▶ _TASK TO CARRY OUT_:
Turn the stretch of the listing from the line containing "specific-top-box: 3: [276, 101, 316, 132]" through the line containing "note-line-3: 3期 101～200回: [62, 253, 122, 262]", both included, into a numbered list with no blank lines.

▶ _GIVEN ENTRIES_:

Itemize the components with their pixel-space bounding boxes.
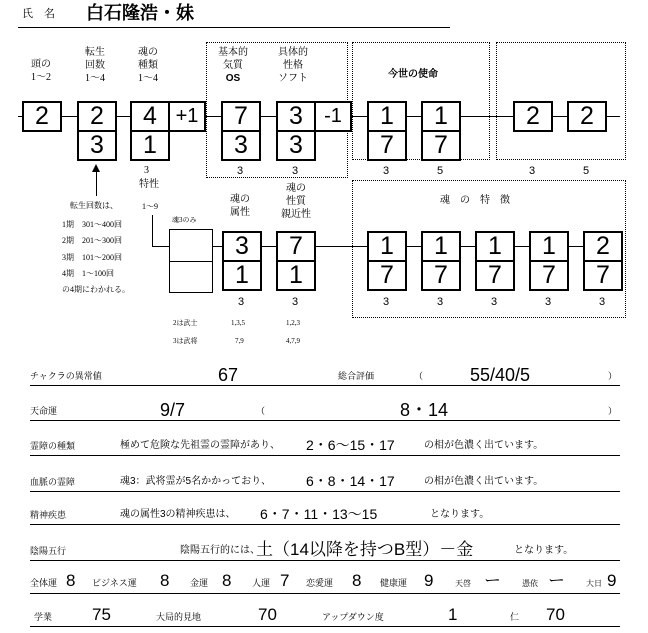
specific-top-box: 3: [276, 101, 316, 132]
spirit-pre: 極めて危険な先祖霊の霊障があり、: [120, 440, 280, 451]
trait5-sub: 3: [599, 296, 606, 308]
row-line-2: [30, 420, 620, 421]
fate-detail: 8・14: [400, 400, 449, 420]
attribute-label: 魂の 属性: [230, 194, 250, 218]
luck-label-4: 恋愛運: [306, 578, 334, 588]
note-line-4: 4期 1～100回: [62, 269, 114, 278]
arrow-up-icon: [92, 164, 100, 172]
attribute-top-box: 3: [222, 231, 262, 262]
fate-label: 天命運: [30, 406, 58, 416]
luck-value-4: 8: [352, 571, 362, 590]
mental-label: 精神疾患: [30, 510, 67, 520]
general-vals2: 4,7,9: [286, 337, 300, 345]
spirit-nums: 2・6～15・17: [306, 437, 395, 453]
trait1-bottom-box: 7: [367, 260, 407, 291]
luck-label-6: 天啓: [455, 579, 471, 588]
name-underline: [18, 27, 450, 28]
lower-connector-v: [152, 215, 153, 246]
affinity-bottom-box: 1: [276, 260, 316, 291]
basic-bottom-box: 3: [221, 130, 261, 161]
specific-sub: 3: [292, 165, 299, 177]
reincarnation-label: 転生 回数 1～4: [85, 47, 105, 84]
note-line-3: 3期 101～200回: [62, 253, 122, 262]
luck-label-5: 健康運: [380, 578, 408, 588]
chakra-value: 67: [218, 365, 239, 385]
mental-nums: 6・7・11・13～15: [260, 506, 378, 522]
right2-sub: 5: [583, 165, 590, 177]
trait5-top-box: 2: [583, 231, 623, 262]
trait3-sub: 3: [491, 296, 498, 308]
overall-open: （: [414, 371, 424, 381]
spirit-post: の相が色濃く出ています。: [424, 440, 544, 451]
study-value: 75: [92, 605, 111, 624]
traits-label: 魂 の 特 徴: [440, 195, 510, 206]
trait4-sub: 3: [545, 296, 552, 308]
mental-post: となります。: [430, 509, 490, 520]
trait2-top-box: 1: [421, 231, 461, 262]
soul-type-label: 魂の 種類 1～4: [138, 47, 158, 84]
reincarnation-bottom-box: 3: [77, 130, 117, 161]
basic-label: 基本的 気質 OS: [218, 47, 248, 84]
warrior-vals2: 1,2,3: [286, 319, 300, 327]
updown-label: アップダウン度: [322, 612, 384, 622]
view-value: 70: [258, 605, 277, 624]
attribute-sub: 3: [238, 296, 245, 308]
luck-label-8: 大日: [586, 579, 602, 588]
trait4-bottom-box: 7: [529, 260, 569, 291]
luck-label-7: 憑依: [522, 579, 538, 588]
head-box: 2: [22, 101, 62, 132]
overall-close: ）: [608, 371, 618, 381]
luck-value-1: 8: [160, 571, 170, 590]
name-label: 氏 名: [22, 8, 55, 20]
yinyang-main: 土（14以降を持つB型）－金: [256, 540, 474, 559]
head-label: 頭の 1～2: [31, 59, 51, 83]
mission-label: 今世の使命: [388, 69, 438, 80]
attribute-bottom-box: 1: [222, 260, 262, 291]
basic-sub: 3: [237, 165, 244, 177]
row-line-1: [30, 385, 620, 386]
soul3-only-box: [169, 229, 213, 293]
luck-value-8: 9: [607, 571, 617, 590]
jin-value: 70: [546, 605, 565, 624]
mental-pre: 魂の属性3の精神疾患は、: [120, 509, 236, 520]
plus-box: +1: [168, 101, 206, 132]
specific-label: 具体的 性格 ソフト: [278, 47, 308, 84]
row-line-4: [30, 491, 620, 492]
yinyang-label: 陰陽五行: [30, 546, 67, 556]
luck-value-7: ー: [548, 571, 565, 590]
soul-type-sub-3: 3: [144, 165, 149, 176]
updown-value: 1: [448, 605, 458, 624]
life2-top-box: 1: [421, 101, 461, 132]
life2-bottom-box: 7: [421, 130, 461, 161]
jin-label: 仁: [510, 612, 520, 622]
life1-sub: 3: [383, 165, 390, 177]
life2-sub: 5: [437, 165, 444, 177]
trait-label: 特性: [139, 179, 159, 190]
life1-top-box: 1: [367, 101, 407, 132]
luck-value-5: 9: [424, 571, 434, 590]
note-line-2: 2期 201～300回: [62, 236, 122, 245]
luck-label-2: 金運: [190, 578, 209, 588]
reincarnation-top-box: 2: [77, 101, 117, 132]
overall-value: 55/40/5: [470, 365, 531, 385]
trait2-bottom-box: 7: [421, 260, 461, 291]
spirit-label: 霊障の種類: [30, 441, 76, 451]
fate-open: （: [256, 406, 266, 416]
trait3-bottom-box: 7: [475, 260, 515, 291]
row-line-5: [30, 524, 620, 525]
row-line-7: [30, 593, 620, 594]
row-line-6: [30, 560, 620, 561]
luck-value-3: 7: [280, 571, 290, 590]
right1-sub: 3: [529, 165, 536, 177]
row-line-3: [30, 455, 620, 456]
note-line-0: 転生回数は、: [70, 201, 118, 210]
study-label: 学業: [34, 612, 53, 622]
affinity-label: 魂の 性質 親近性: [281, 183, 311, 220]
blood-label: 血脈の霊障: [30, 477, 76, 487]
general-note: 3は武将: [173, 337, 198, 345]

▶ _ANSWER IN FULL_:
1. specific-top-box: 3: [276, 101, 316, 132]
2. spirit-pre: 極めて危険な先祖霊の霊障があり、: [120, 440, 280, 451]
3. trait5-sub: 3: [599, 296, 606, 308]
4. row-line-2: [30, 420, 620, 421]
5. fate-detail: 8・14: [400, 400, 449, 420]
6. attribute-label: 魂の 属性: [230, 194, 250, 218]
7. luck-label-4: 恋愛運: [306, 578, 334, 588]
8. note-line-4: 4期 1～100回: [62, 269, 114, 278]
9. arrow-up-icon: [92, 164, 100, 172]
10. attribute-top-box: 3: [222, 231, 262, 262]
11. fate-label: 天命運: [30, 406, 58, 416]
12. luck-value-4: 8: [352, 571, 362, 590]
13. mental-label: 精神疾患: [30, 510, 67, 520]
14. general-vals2: 4,7,9: [286, 337, 300, 345]
15. spirit-nums: 2・6～15・17: [306, 437, 395, 453]
16. trait1-bottom-box: 7: [367, 260, 407, 291]
17. luck-label-6: 天啓: [455, 579, 471, 588]
18. name-underline: [18, 27, 450, 28]
19. lower-connector-v: [152, 215, 153, 246]
20. affinity-bottom-box: 1: [276, 260, 316, 291]
21. basic-bottom-box: 3: [221, 130, 261, 161]
22. specific-sub: 3: [292, 165, 299, 177]
23. reincarnation-label: 転生 回数 1～4: [85, 47, 105, 84]
24. note-line-3: 3期 101～200回: [62, 253, 122, 262]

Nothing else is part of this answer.